[Saved data entries]
►
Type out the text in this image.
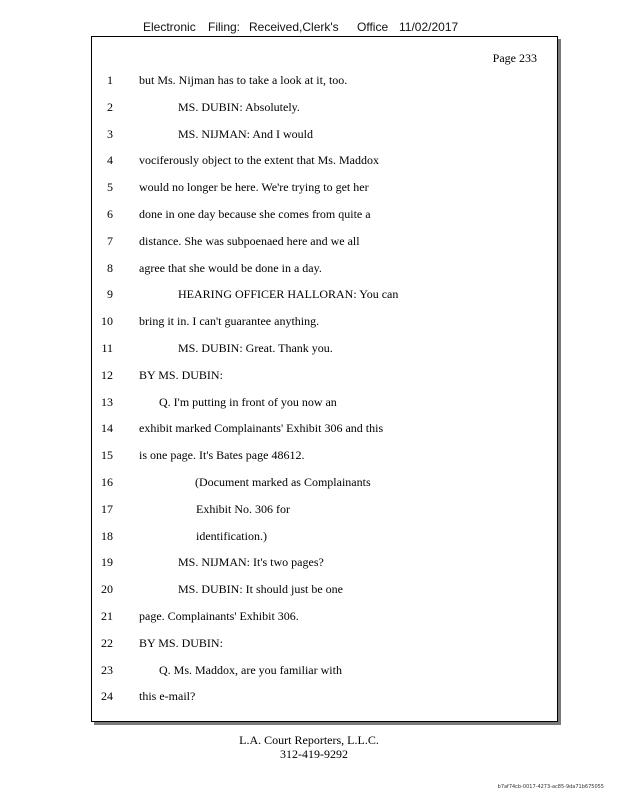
Electronic Filing: Received,Clerk's Office 11/02/2017
Page 233
1 but Ms. Nijman has to take a look at it, too.
2	MS. DUBIN: Absolutely.
3	MS. NIJMAN: And I would
4 vociferously object to the extent that Ms. Maddox
5 would no longer be here. We're trying to get her
6 done in one day because she comes from quite a
7 distance. She was subpoenaed here and we all
8 agree that she would be done in a day.
9	HEARING OFFICER HALLORAN: You can
10 bring it in. I can't guarantee anything.
11	MS. DUBIN: Great. Thank you.
12 BY MS. DUBIN:
13	Q. I'm putting in front of you now an
14 exhibit marked Complainants' Exhibit 306 and this
15 is one page. It's Bates page 48612.
16	(Document marked as Complainants
17	Exhibit No. 306 for
18	identification.)
19	MS. NIJMAN: It's two pages?
20	MS. DUBIN: It should just be one
21 page. Complainants' Exhibit 306.
22 BY MS. DUBIN:
23	Q. Ms. Maddox, are you familiar with
24 this e-mail?
L.A. Court Reporters, L.L.C.
312-419-9292
b7af74cb-0017-4273-ac85-9da71b675055
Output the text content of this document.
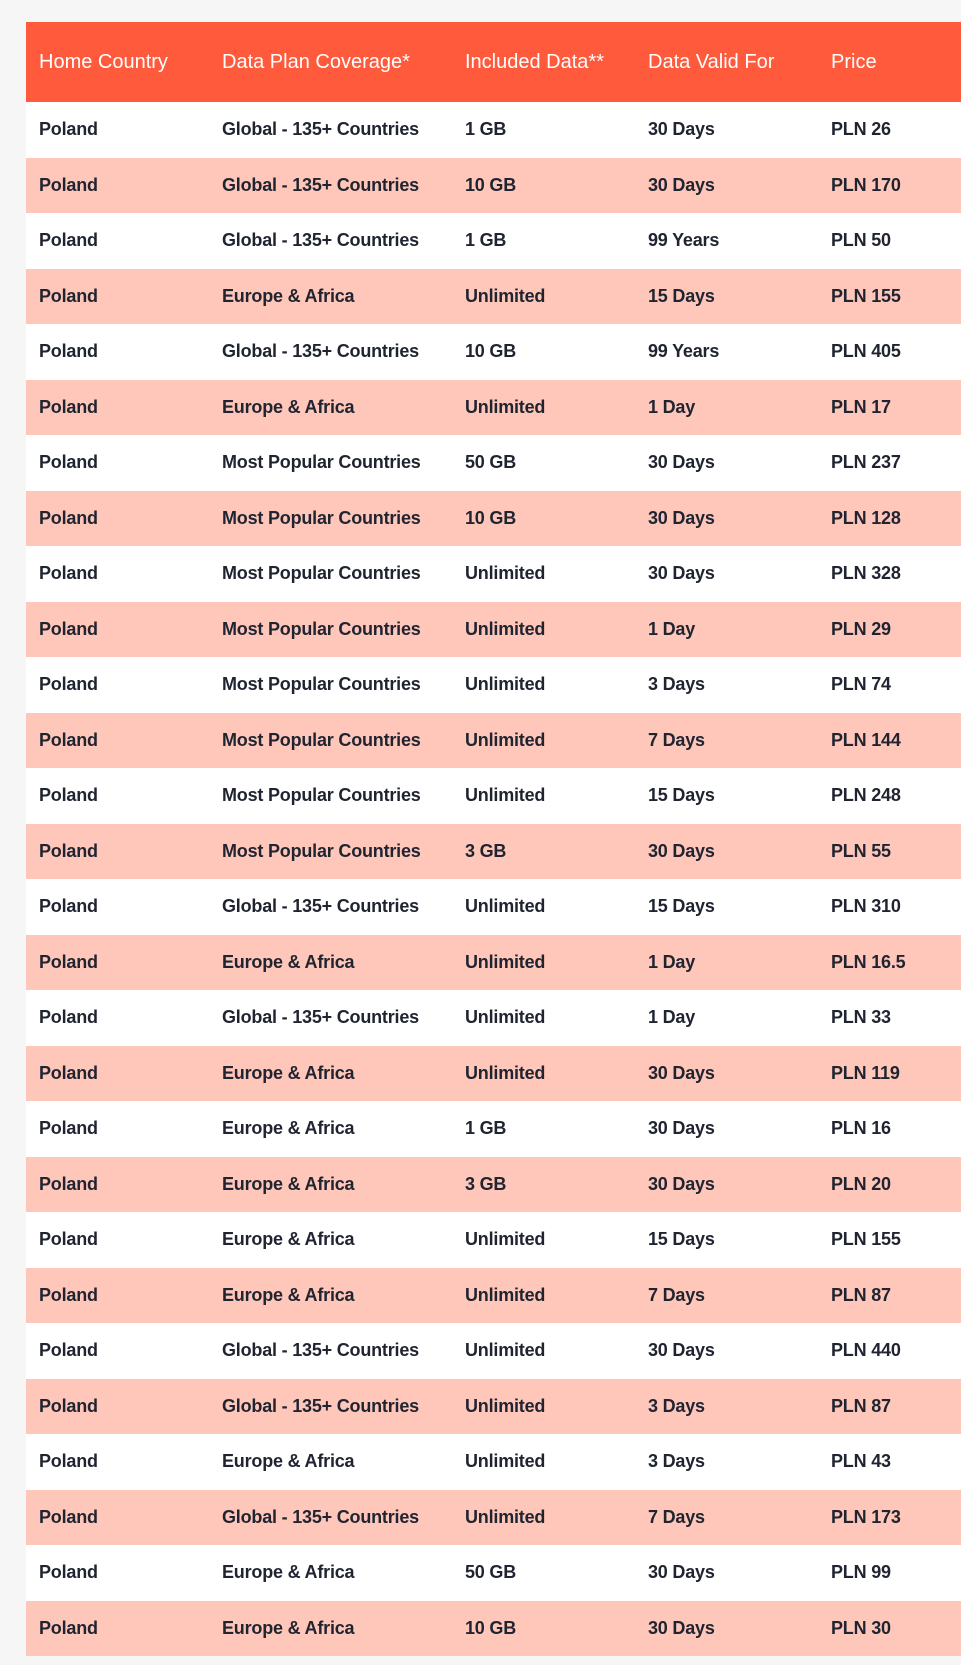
Home Country	Data Plan Coverage*	Included Data**	Data Valid For	Price
Poland	Global - 135+ Countries	1 GB	30 Days	PLN 26
Poland	Global - 135+ Countries	10 GB	30 Days	PLN 170
Poland	Global - 135+ Countries	1 GB	99 Years	PLN 50
Poland	Europe & Africa	Unlimited	15 Days	PLN 155
Poland	Global - 135+ Countries	10 GB	99 Years	PLN 405
Poland	Europe & Africa	Unlimited	1 Day	PLN 17
Poland	Most Popular Countries	50 GB	30 Days	PLN 237
Poland	Most Popular Countries	10 GB	30 Days	PLN 128
Poland	Most Popular Countries	Unlimited	30 Days	PLN 328
Poland	Most Popular Countries	Unlimited	1 Day	PLN 29
Poland	Most Popular Countries	Unlimited	3 Days	PLN 74
Poland	Most Popular Countries	Unlimited	7 Days	PLN 144
Poland	Most Popular Countries	Unlimited	15 Days	PLN 248
Poland	Most Popular Countries	3 GB	30 Days	PLN 55
Poland	Global - 135+ Countries	Unlimited	15 Days	PLN 310
Poland	Europe & Africa	Unlimited	1 Day	PLN 16.5
Poland	Global - 135+ Countries	Unlimited	1 Day	PLN 33
Poland	Europe & Africa	Unlimited	30 Days	PLN 119
Poland	Europe & Africa	1 GB	30 Days	PLN 16
Poland	Europe & Africa	3 GB	30 Days	PLN 20
Poland	Europe & Africa	Unlimited	15 Days	PLN 155
Poland	Europe & Africa	Unlimited	7 Days	PLN 87
Poland	Global - 135+ Countries	Unlimited	30 Days	PLN 440
Poland	Global - 135+ Countries	Unlimited	3 Days	PLN 87
Poland	Europe & Africa	Unlimited	3 Days	PLN 43
Poland	Global - 135+ Countries	Unlimited	7 Days	PLN 173
Poland	Europe & Africa	50 GB	30 Days	PLN 99
Poland	Europe & Africa	10 GB	30 Days	PLN 30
◄
▶ [Aim]
Set down the material exactly, every line of it, except for the pictures.

▶ [Solved exercise]
Type out the text in this image.
Electronic Filing: Received,Clerk's Office 11/02/2017
Page 233
1 but Ms. Nijman has to take a look at it, too.
2	MS. DUBIN: Absolutely.
3	MS. NIJMAN: And I would
4 vociferously object to the extent that Ms. Maddox
5 would no longer be here. We're trying to get her
6 done in one day because she comes from quite a
7 distance. She was subpoenaed here and we all
8 agree that she would be done in a day.
9	HEARING OFFICER HALLORAN: You can
10 bring it in. I can't guarantee anything.
11	MS. DUBIN: Great. Thank you.
12 BY MS. DUBIN:
13	Q. I'm putting in front of you now an
14 exhibit marked Complainants' Exhibit 306 and this
15 is one page. It's Bates page 48612.
16	(Document marked as Complainants
17	Exhibit No. 306 for
18	identification.)
19	MS. NIJMAN: It's two pages?
20	MS. DUBIN: It should just be one
21 page. Complainants' Exhibit 306.
22 BY MS. DUBIN:
23	Q. Ms. Maddox, are you familiar with
24 this e-mail?
L.A. Court Reporters, L.L.C.
312-419-9292
b7af74cb-0017-4273-ac85-9da71b675055
Output the text content of this document.
Home Country	Data Plan Coverage*	Included Data**	Data Valid For	Price
Poland	Global - 135+ Countries	1 GB	30 Days	PLN 26
Poland	Global - 135+ Countries	10 GB	30 Days	PLN 170
Poland	Global - 135+ Countries	1 GB	99 Years	PLN 50
Poland	Europe & Africa	Unlimited	15 Days	PLN 155
Poland	Global - 135+ Countries	10 GB	99 Years	PLN 405
Poland	Europe & Africa	Unlimited	1 Day	PLN 17
Poland	Most Popular Countries	50 GB	30 Days	PLN 237
Poland	Most Popular Countries	10 GB	30 Days	PLN 128
Poland	Most Popular Countries	Unlimited	30 Days	PLN 328
Poland	Most Popular Countries	Unlimited	1 Day	PLN 29
Poland	Most Popular Countries	Unlimited	3 Days	PLN 74
Poland	Most Popular Countries	Unlimited	7 Days	PLN 144
Poland	Most Popular Countries	Unlimited	15 Days	PLN 248
Poland	Most Popular Countries	3 GB	30 Days	PLN 55
Poland	Global - 135+ Countries	Unlimited	15 Days	PLN 310
Poland	Europe & Africa	Unlimited	1 Day	PLN 16.5
Poland	Global - 135+ Countries	Unlimited	1 Day	PLN 33
Poland	Europe & Africa	Unlimited	30 Days	PLN 119
Poland	Europe & Africa	1 GB	30 Days	PLN 16
Poland	Europe & Africa	3 GB	30 Days	PLN 20
Poland	Europe & Africa	Unlimited	15 Days	PLN 155
Poland	Europe & Africa	Unlimited	7 Days	PLN 87
Poland	Global - 135+ Countries	Unlimited	30 Days	PLN 440
Poland	Global - 135+ Countries	Unlimited	3 Days	PLN 87
Poland	Europe & Africa	Unlimited	3 Days	PLN 43
Poland	Global - 135+ Countries	Unlimited	7 Days	PLN 173
Poland	Europe & Africa	50 GB	30 Days	PLN 99
Poland	Europe & Africa	10 GB	30 Days	PLN 30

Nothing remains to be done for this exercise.